DATA EXCERPTS >>
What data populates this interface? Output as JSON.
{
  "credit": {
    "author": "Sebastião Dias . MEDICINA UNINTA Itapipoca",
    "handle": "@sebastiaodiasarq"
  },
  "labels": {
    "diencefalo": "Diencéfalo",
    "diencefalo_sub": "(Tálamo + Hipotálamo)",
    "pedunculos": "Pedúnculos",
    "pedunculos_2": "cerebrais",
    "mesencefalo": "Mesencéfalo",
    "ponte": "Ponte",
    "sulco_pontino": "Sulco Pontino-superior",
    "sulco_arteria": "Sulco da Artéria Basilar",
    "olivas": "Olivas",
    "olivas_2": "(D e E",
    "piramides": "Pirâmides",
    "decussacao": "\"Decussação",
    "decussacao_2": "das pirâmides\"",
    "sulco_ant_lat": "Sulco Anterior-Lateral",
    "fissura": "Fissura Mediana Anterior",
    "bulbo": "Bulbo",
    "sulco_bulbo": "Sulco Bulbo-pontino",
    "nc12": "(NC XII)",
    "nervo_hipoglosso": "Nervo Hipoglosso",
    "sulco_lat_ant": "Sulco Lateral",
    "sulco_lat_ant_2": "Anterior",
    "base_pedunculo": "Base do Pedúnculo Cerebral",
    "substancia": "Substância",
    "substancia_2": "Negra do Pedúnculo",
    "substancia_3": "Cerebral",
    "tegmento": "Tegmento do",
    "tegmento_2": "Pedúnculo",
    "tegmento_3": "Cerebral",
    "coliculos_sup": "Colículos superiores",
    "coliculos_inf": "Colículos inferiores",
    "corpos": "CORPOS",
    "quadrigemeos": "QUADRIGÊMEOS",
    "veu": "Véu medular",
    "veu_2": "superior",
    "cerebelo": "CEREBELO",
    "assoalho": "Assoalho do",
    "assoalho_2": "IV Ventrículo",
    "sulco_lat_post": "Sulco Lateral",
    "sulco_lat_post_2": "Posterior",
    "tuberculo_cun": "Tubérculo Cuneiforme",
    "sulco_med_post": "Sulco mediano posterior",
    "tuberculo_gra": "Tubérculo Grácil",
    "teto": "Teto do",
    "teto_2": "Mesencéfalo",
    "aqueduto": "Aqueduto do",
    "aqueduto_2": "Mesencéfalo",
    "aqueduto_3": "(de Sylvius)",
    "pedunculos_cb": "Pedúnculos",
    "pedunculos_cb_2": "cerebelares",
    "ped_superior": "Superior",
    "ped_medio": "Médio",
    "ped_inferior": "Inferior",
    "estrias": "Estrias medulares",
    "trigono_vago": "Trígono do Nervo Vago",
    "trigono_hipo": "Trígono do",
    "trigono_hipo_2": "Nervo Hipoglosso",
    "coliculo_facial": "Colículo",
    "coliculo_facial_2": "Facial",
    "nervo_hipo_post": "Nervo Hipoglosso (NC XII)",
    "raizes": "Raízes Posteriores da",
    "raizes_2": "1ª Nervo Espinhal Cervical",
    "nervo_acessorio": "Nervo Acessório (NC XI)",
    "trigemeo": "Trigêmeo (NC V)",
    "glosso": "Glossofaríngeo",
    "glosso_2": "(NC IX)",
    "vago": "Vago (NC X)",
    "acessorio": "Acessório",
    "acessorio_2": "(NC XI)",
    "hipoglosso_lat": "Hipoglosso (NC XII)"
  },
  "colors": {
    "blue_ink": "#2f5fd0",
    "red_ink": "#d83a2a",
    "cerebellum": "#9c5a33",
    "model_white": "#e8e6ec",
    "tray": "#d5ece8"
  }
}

WORK TO DO >> Recopy the whole listing exactly.

EXERCISE RESULT >>
What data populates this interface? Output as JSON.
{
  "credit": {
    "author": "Sebastião Dias . MEDICINA UNINTA Itapipoca",
    "handle": "@sebastiaodiasarq"
  },
  "labels": {
    "diencefalo": "Diencéfalo",
    "diencefalo_sub": "(Tálamo + Hipotálamo)",
    "pedunculos": "Pedúnculos",
    "pedunculos_2": "cerebrais",
    "mesencefalo": "Mesencéfalo",
    "ponte": "Ponte",
    "sulco_pontino": "Sulco Pontino-superior",
    "sulco_arteria": "Sulco da Artéria Basilar",
    "olivas": "Olivas",
    "olivas_2": "(D e E",
    "piramides": "Pirâmides",
    "decussacao": "\"Decussação",
    "decussacao_2": "das pirâmides\"",
    "sulco_ant_lat": "Sulco Anterior-Lateral",
    "fissura": "Fissura Mediana Anterior",
    "bulbo": "Bulbo",
    "sulco_bulbo": "Sulco Bulbo-pontino",
    "nc12": "(NC XII)",
    "nervo_hipoglosso": "Nervo Hipoglosso",
    "sulco_lat_ant": "Sulco Lateral",
    "sulco_lat_ant_2": "Anterior",
    "base_pedunculo": "Base do Pedúnculo Cerebral",
    "substancia": "Substância",
    "substancia_2": "Negra do Pedúnculo",
    "substancia_3": "Cerebral",
    "tegmento": "Tegmento do",
    "tegmento_2": "Pedúnculo",
    "tegmento_3": "Cerebral",
    "coliculos_sup": "Colículos superiores",
    "coliculos_inf": "Colículos inferiores",
    "corpos": "CORPOS",
    "quadrigemeos": "QUADRIGÊMEOS",
    "veu": "Véu medular",
    "veu_2": "superior",
    "cerebelo": "CEREBELO",
    "assoalho": "Assoalho do",
    "assoalho_2": "IV Ventrículo",
    "sulco_lat_post": "Sulco Lateral",
    "sulco_lat_post_2": "Posterior",
    "tuberculo_cun": "Tubérculo Cuneiforme",
    "sulco_med_post": "Sulco mediano posterior",
    "tuberculo_gra": "Tubérculo Grácil",
    "teto": "Teto do",
    "teto_2": "Mesencéfalo",
    "aqueduto": "Aqueduto do",
    "aqueduto_2": "Mesencéfalo",
    "aqueduto_3": "(de Sylvius)",
    "pedunculos_cb": "Pedúnculos",
    "pedunculos_cb_2": "cerebelares",
    "ped_superior": "Superior",
    "ped_medio": "Médio",
    "ped_inferior": "Inferior",
    "estrias": "Estrias medulares",
    "trigono_vago": "Trígono do Nervo Vago",
    "trigono_hipo": "Trígono do",
    "trigono_hipo_2": "Nervo Hipoglosso",
    "coliculo_facial": "Colículo",
    "coliculo_facial_2": "Facial",
    "nervo_hipo_post": "Nervo Hipoglosso (NC XII)",
    "raizes": "Raízes Posteriores da",
    "raizes_2": "1ª Nervo Espinhal Cervical",
    "nervo_acessorio": "Nervo Acessório (NC XI)",
    "trigemeo": "Trigêmeo (NC V)",
    "glosso": "Glossofaríngeo",
    "glosso_2": "(NC IX)",
    "vago": "Vago (NC X)",
    "acessorio": "Acessório",
    "acessorio_2": "(NC XI)",
    "hipoglosso_lat": "Hipoglosso (NC XII)"
  },
  "colors": {
    "blue_ink": "#2f5fd0",
    "red_ink": "#d83a2a",
    "cerebellum": "#9c5a33",
    "model_white": "#e8e6ec",
    "tray": "#d5ece8"
  }
}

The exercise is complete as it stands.